Exactly as written, quote every line that follows, skipping the images.

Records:
>> BEGIN

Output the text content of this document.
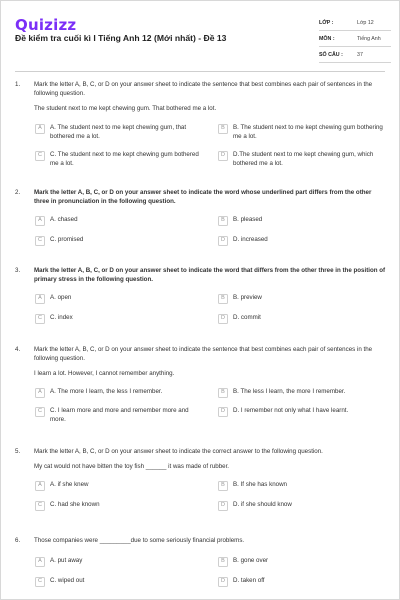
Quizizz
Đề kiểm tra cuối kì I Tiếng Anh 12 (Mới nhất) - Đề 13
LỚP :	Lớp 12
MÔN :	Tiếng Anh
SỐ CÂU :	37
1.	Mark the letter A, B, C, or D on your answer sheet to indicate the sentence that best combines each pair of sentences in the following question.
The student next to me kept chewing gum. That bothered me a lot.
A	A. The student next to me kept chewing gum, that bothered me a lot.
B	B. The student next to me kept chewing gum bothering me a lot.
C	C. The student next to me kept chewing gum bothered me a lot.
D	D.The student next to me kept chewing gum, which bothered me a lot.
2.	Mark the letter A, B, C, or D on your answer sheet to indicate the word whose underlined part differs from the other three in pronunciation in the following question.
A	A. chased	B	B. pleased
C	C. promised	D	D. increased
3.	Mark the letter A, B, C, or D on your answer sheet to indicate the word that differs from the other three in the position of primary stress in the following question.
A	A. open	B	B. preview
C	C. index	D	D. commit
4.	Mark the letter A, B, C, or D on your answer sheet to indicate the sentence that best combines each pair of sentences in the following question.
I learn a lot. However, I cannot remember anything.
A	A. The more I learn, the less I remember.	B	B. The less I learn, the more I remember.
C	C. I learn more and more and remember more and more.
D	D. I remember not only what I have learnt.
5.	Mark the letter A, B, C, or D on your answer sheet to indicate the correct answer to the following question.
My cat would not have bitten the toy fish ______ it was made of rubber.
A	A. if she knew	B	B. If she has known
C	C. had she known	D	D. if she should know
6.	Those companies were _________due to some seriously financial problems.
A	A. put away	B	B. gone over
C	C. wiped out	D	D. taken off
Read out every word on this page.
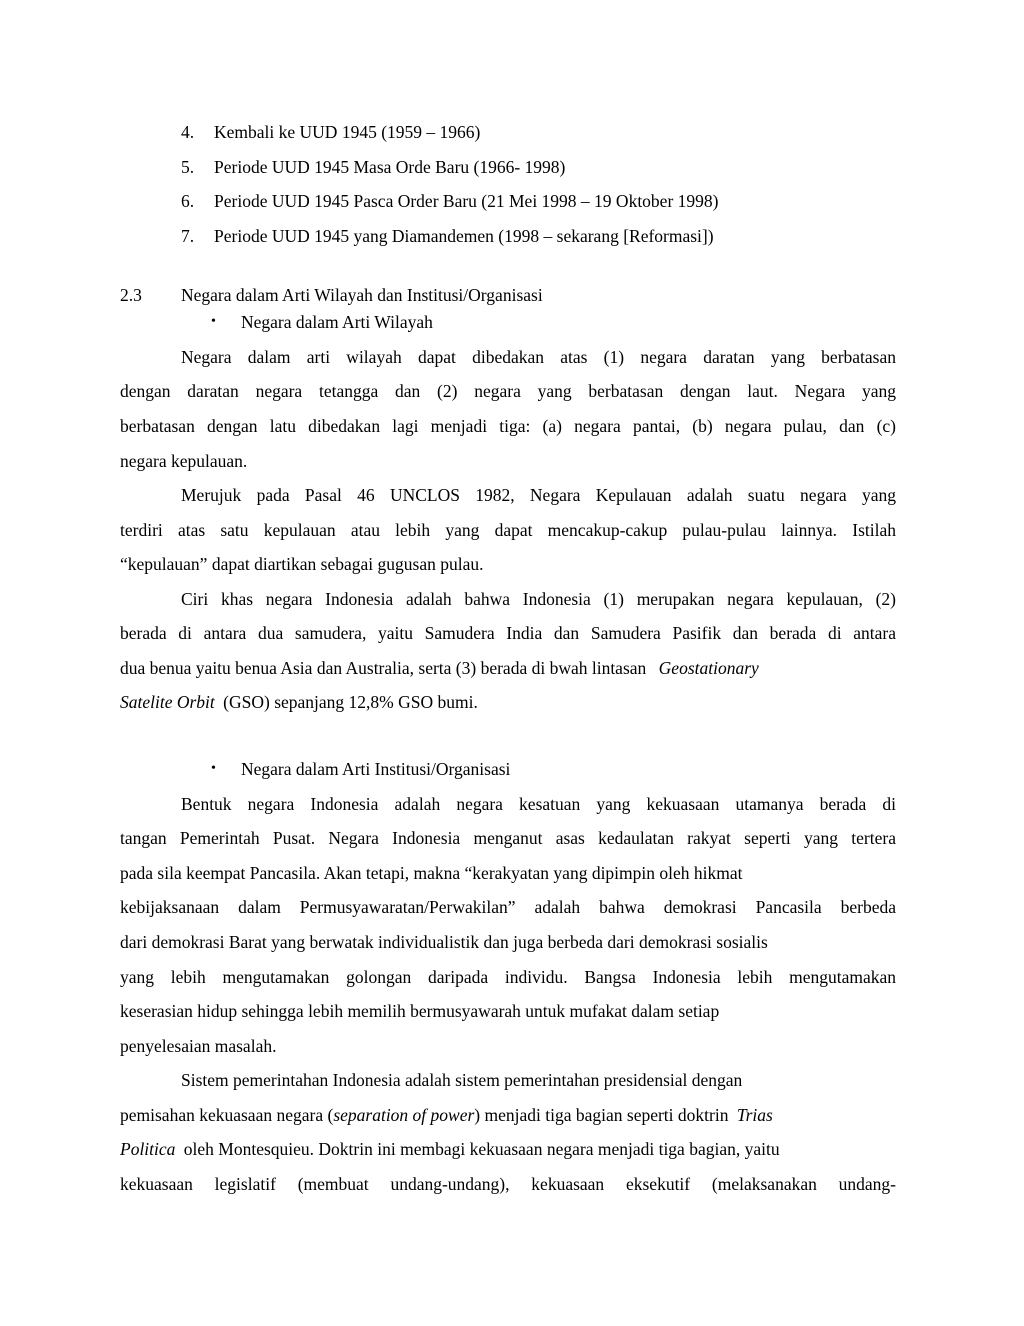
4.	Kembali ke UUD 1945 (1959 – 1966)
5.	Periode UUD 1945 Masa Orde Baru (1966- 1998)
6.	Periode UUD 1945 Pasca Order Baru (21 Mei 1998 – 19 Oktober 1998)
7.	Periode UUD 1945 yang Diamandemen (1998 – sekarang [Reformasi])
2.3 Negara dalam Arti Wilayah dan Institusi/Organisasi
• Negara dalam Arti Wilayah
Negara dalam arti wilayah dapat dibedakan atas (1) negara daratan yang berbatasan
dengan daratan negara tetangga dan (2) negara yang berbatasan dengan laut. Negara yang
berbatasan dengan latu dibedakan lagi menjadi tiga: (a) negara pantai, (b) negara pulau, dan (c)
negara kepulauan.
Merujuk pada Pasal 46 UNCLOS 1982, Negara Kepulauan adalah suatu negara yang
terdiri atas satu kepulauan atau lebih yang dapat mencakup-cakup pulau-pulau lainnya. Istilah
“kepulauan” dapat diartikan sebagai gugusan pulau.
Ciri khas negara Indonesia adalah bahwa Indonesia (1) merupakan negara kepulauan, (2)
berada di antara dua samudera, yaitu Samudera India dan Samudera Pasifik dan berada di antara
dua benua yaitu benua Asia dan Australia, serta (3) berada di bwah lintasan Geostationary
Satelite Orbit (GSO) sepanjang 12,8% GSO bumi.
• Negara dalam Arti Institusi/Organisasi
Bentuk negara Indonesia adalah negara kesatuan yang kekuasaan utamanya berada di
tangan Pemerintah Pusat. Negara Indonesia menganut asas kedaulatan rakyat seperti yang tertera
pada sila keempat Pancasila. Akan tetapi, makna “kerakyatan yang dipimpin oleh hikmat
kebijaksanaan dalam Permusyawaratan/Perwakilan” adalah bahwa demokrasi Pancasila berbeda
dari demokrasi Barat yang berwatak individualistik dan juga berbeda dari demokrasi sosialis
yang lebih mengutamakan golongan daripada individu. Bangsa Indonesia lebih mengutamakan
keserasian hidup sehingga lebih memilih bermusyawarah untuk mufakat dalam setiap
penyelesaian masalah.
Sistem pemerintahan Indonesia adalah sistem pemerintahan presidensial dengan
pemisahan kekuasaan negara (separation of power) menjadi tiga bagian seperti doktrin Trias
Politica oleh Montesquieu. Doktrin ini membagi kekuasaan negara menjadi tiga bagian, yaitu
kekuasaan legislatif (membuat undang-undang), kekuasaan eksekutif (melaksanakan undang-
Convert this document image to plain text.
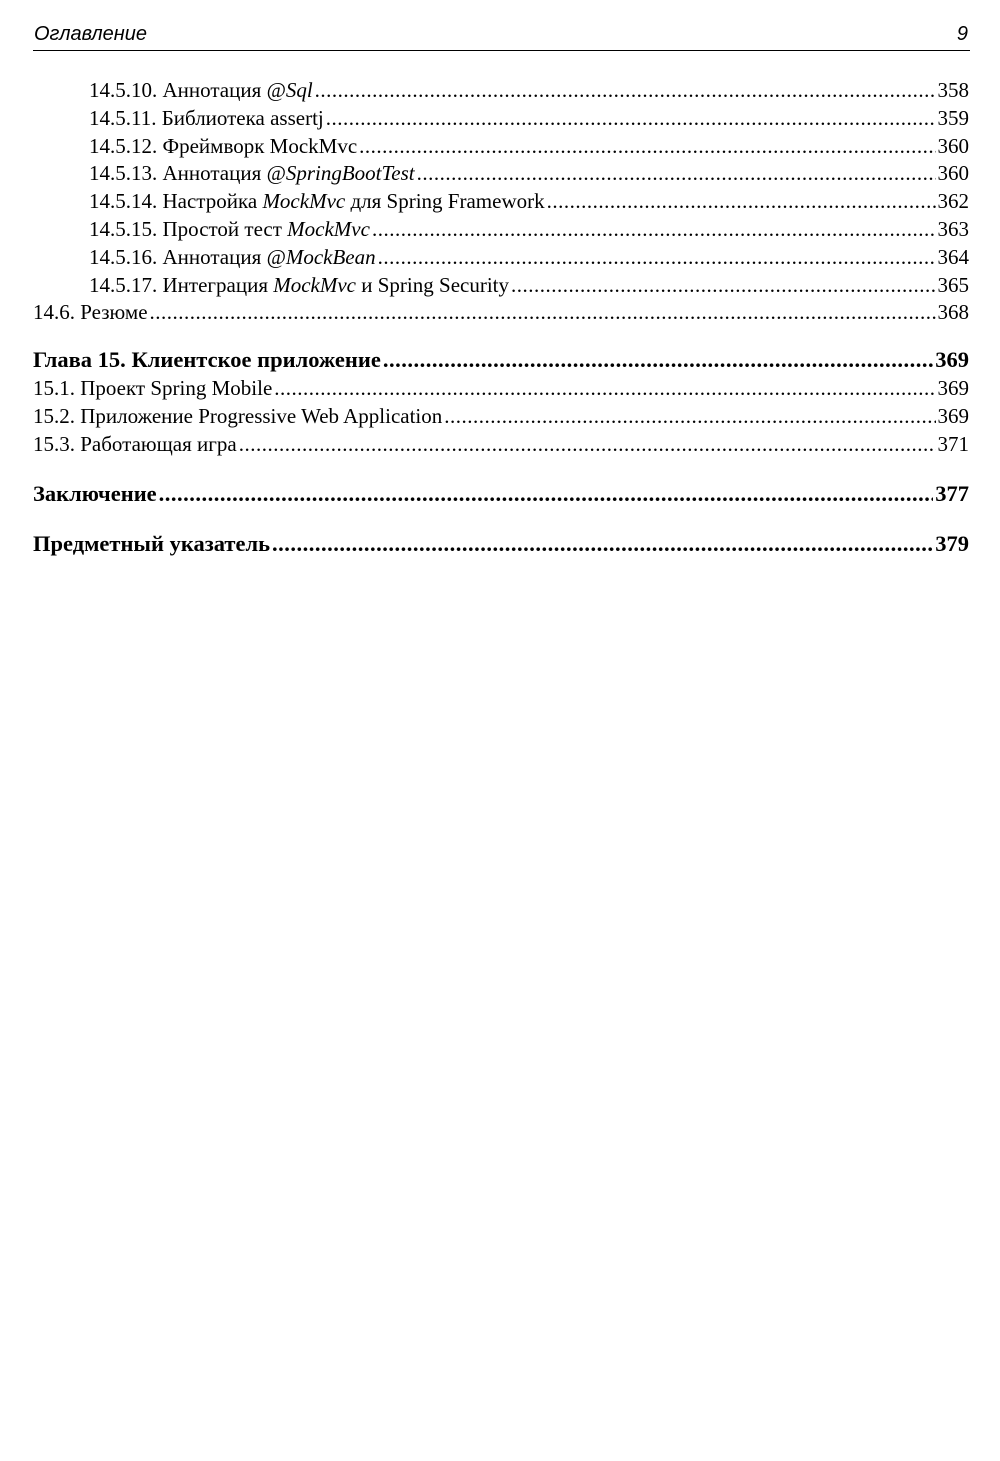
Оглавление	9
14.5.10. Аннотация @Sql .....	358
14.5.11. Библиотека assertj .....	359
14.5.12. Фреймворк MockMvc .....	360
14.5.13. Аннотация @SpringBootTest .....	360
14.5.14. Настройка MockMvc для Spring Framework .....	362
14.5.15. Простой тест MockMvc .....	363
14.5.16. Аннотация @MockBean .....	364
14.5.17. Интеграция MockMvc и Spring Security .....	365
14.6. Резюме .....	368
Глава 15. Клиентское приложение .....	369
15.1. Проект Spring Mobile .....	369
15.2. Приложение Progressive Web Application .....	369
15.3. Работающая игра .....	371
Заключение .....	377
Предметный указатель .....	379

>> END

PROBLEM SOLUTION ->
Output the text content of this document.
Quizizz
Đề kiểm tra cuối kì I Tiếng Anh 12 (Mới nhất) - Đề 13
LỚP :	Lớp 12
MÔN :	Tiếng Anh
SỐ CÂU :	37
1.	Mark the letter A, B, C, or D on your answer sheet to indicate the sentence that best combines each pair of sentences in the following question.
The student next to me kept chewing gum. That bothered me a lot.
A	A. The student next to me kept chewing gum, that bothered me a lot.
B	B. The student next to me kept chewing gum bothering me a lot.
C	C. The student next to me kept chewing gum bothered me a lot.
D	D.The student next to me kept chewing gum, which bothered me a lot.
2.	Mark the letter A, B, C, or D on your answer sheet to indicate the word whose underlined part differs from the other three in pronunciation in the following question.
A	A. chased	B	B. pleased
C	C. promised	D	D. increased
3.	Mark the letter A, B, C, or D on your answer sheet to indicate the word that differs from the other three in the position of primary stress in the following question.
A	A. open	B	B. preview
C	C. index	D	D. commit
4.	Mark the letter A, B, C, or D on your answer sheet to indicate the sentence that best combines each pair of sentences in the following question.
I learn a lot. However, I cannot remember anything.
A	A. The more I learn, the less I remember.	B	B. The less I learn, the more I remember.
C	C. I learn more and more and remember more and more.
D	D. I remember not only what I have learnt.
5.	Mark the letter A, B, C, or D on your answer sheet to indicate the correct answer to the following question.
My cat would not have bitten the toy fish ______ it was made of rubber.
A	A. if she knew	B	B. If she has known
C	C. had she known	D	D. if she should know
6.	Those companies were _________due to some seriously financial problems.
A	A. put away	B	B. gone over
C	C. wiped out	D	D. taken off
Read out every word on this page.
4.	Kembali ke UUD 1945 (1959 – 1966)
5.	Periode UUD 1945 Masa Orde Baru (1966- 1998)
6.	Periode UUD 1945 Pasca Order Baru (21 Mei 1998 – 19 Oktober 1998)
7.	Periode UUD 1945 yang Diamandemen (1998 – sekarang [Reformasi])
2.3 Negara dalam Arti Wilayah dan Institusi/Organisasi
• Negara dalam Arti Wilayah
Negara dalam arti wilayah dapat dibedakan atas (1) negara daratan yang berbatasan
dengan daratan negara tetangga dan (2) negara yang berbatasan dengan laut. Negara yang
berbatasan dengan latu dibedakan lagi menjadi tiga: (a) negara pantai, (b) negara pulau, dan (c)
negara kepulauan.
Merujuk pada Pasal 46 UNCLOS 1982, Negara Kepulauan adalah suatu negara yang
terdiri atas satu kepulauan atau lebih yang dapat mencakup-cakup pulau-pulau lainnya. Istilah
“kepulauan” dapat diartikan sebagai gugusan pulau.
Ciri khas negara Indonesia adalah bahwa Indonesia (1) merupakan negara kepulauan, (2)
berada di antara dua samudera, yaitu Samudera India dan Samudera Pasifik dan berada di antara
dua benua yaitu benua Asia dan Australia, serta (3) berada di bwah lintasan Geostationary
Satelite Orbit (GSO) sepanjang 12,8% GSO bumi.
• Negara dalam Arti Institusi/Organisasi
Bentuk negara Indonesia adalah negara kesatuan yang kekuasaan utamanya berada di
tangan Pemerintah Pusat. Negara Indonesia menganut asas kedaulatan rakyat seperti yang tertera
pada sila keempat Pancasila. Akan tetapi, makna “kerakyatan yang dipimpin oleh hikmat
kebijaksanaan dalam Permusyawaratan/Perwakilan” adalah bahwa demokrasi Pancasila berbeda
dari demokrasi Barat yang berwatak individualistik dan juga berbeda dari demokrasi sosialis
yang lebih mengutamakan golongan daripada individu. Bangsa Indonesia lebih mengutamakan
keserasian hidup sehingga lebih memilih bermusyawarah untuk mufakat dalam setiap
penyelesaian masalah.
Sistem pemerintahan Indonesia adalah sistem pemerintahan presidensial dengan
pemisahan kekuasaan negara (separation of power) menjadi tiga bagian seperti doktrin Trias
Politica oleh Montesquieu. Doktrin ini membagi kekuasaan negara menjadi tiga bagian, yaitu
kekuasaan legislatif (membuat undang-undang), kekuasaan eksekutif (melaksanakan undang-
Convert this document image to plain text.
Оглавление	9
14.5.10. Аннотация @Sql .....	358
14.5.11. Библиотека assertj .....	359
14.5.12. Фреймворк MockMvc .....	360
14.5.13. Аннотация @SpringBootTest .....	360
14.5.14. Настройка MockMvc для Spring Framework .....	362
14.5.15. Простой тест MockMvc .....	363
14.5.16. Аннотация @MockBean .....	364
14.5.17. Интеграция MockMvc и Spring Security .....	365
14.6. Резюме .....	368
Глава 15. Клиентское приложение .....	369
15.1. Проект Spring Mobile .....	369
15.2. Приложение Progressive Web Application .....	369
15.3. Работающая игра .....	371
Заключение .....	377
Предметный указатель .....	379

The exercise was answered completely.